* START *
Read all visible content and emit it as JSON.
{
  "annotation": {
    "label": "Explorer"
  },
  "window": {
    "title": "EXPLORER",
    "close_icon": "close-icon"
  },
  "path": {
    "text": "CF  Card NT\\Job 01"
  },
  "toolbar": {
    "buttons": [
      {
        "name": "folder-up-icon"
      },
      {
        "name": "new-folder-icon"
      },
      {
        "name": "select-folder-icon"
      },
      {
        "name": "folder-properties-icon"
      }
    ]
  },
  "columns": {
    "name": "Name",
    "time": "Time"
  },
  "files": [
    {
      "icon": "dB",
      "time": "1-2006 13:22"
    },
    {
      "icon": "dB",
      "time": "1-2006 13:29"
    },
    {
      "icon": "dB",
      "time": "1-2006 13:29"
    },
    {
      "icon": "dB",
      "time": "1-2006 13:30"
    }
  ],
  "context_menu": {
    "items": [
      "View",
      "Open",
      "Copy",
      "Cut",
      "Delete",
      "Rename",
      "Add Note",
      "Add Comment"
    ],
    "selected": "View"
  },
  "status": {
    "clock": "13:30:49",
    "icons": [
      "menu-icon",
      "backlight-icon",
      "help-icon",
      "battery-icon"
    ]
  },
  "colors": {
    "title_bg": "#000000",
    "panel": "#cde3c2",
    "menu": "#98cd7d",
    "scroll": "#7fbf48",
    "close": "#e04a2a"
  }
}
* END *
What you will do – Copy every line that includes the string "time" from the material above.

Result for this exercise –
    "time": "Time"
      "time": "1-2006 13:22"
      "time": "1-2006 13:29"
      "time": "1-2006 13:29"
      "time": "1-2006 13:30"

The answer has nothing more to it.